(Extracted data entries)
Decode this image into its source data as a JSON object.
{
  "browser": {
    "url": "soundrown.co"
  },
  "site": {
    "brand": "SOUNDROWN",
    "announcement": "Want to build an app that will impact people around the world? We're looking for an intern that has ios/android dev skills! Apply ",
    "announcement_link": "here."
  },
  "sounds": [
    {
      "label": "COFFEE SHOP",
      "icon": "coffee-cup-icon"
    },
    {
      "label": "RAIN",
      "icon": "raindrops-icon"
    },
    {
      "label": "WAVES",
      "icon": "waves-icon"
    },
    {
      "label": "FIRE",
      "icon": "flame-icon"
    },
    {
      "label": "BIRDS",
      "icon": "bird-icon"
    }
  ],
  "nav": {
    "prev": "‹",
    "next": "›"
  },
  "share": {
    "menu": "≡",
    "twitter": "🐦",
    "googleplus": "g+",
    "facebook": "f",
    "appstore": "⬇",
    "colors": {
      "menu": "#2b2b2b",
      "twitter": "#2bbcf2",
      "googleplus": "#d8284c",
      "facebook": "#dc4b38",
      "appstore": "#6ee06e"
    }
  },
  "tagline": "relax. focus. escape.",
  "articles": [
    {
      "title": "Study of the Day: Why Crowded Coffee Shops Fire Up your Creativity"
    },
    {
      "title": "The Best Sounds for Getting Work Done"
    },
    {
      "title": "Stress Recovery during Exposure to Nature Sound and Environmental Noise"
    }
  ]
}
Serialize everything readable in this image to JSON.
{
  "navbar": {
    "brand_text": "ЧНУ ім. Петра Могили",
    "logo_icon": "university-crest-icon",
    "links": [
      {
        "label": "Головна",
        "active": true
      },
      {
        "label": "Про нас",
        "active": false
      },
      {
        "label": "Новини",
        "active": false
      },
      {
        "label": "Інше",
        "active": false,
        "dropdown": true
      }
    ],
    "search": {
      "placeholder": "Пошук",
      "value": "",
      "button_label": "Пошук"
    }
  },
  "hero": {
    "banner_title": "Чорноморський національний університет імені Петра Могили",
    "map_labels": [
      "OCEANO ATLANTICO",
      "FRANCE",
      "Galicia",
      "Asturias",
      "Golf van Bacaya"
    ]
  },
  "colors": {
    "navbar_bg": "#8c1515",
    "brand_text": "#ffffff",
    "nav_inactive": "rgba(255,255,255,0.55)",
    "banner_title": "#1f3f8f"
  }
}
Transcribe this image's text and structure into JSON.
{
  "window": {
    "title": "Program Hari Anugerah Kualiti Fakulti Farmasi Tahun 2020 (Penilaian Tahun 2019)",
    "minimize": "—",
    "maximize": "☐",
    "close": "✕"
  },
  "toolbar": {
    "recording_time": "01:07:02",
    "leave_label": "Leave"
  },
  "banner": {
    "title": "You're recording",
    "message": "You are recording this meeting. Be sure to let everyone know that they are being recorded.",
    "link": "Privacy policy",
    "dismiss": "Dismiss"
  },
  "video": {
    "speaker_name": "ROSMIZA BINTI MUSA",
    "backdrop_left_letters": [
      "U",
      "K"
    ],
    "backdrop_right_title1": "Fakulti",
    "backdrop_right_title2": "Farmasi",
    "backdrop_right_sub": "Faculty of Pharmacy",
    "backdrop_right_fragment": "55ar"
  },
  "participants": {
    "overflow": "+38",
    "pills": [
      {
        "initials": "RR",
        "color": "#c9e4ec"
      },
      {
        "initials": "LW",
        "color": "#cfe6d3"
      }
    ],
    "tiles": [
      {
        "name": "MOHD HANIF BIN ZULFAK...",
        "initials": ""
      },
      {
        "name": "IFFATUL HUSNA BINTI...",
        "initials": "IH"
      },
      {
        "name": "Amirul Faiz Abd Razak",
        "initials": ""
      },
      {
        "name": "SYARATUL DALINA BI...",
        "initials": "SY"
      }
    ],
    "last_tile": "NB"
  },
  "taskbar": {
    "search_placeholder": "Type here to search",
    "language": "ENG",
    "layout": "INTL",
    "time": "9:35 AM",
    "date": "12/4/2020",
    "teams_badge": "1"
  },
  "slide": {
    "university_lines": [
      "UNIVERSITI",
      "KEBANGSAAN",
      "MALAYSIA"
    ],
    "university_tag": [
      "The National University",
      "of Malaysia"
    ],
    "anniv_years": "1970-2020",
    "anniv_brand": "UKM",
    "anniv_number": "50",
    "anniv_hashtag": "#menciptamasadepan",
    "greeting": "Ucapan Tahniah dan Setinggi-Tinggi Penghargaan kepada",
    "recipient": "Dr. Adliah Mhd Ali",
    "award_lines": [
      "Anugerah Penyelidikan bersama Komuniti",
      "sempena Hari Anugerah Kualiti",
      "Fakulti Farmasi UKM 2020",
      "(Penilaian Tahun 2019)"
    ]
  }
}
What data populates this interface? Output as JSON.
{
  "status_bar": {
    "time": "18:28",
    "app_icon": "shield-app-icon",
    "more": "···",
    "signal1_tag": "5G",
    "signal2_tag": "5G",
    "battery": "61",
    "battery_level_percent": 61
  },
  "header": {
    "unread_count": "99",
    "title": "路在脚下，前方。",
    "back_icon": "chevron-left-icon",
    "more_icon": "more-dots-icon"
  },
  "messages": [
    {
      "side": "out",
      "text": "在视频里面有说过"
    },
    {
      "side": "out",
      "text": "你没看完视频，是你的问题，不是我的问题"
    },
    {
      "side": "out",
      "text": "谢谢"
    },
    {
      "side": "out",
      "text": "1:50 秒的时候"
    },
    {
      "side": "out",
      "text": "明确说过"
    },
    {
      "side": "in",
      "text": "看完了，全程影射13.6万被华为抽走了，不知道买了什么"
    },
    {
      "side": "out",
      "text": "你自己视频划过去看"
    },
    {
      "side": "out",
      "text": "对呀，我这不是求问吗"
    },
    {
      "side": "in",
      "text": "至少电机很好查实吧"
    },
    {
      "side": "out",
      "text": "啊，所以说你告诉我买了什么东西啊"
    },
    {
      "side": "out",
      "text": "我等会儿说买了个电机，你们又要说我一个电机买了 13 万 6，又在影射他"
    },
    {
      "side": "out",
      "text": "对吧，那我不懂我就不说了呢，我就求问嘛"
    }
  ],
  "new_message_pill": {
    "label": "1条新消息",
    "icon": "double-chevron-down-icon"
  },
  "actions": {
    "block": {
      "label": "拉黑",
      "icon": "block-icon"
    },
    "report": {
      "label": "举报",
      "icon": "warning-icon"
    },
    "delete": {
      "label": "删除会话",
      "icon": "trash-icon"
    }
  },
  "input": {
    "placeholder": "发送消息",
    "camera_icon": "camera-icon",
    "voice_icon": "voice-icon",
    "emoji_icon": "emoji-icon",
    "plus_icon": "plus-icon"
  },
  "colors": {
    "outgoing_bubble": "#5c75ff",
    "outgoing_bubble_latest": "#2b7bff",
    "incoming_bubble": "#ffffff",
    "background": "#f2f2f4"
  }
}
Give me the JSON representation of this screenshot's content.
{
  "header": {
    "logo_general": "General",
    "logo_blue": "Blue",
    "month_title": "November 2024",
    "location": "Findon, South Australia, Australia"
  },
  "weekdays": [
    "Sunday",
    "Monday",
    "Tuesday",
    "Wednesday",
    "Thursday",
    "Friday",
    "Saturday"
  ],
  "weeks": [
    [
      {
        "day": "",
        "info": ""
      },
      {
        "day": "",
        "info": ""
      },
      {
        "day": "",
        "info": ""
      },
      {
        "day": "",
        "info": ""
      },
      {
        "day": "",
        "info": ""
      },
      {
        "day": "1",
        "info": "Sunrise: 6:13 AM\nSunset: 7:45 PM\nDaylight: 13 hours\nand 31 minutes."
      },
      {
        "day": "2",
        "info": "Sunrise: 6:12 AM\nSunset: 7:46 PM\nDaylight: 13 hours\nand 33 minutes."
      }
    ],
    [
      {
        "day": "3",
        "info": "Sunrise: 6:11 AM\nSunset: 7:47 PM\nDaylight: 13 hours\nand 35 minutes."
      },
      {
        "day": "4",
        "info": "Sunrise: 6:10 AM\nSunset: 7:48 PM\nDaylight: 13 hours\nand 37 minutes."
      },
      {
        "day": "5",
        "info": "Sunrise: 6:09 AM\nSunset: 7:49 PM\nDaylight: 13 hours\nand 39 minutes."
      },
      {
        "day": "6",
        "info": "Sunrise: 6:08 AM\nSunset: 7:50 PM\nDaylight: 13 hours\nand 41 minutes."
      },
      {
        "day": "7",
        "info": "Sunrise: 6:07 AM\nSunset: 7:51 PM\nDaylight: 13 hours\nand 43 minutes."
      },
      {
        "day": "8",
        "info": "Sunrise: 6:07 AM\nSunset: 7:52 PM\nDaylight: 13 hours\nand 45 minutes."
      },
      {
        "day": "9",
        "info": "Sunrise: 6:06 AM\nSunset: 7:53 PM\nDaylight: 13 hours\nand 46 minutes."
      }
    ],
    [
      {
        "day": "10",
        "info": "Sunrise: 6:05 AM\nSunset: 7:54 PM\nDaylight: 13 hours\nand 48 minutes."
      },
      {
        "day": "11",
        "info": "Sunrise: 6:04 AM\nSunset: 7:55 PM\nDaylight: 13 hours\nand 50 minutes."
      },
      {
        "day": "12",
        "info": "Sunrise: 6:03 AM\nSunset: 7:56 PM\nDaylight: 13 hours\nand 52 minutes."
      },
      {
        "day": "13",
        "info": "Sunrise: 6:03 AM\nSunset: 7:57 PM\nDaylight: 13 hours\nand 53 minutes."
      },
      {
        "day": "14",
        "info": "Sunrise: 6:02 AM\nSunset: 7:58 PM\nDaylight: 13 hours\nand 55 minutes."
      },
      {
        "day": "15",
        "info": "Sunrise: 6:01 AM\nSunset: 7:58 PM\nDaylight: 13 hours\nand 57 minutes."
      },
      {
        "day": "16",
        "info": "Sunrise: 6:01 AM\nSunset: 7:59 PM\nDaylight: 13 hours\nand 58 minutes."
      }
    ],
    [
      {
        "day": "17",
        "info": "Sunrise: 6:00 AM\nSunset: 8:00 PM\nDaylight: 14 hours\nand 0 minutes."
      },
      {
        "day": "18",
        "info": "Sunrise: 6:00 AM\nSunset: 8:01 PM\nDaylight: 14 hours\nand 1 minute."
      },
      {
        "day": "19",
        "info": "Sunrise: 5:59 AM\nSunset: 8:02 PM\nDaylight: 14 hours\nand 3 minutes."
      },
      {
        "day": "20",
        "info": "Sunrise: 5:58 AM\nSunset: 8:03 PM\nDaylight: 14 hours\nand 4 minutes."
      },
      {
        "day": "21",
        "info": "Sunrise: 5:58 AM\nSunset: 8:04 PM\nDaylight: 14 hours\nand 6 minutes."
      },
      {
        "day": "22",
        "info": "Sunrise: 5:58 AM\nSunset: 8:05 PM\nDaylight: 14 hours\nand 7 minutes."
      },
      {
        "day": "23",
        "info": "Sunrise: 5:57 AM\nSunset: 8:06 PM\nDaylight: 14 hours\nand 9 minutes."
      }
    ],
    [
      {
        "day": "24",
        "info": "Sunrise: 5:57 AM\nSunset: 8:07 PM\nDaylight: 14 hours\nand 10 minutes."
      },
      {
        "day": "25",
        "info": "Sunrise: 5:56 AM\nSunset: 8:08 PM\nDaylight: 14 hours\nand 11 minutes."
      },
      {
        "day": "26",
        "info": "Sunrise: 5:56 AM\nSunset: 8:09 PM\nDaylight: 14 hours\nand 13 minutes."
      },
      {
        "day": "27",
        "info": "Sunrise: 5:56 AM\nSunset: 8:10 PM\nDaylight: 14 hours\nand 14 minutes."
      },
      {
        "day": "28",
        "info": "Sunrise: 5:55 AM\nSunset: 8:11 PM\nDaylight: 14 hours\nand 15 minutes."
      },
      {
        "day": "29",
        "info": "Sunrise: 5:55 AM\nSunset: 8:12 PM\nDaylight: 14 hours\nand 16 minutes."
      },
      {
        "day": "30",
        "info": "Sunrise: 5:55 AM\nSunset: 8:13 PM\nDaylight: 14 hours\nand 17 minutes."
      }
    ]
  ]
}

**Task to carry out:** Give the number of lines in the data that contain "this", with no other words.

**Written reply:** 6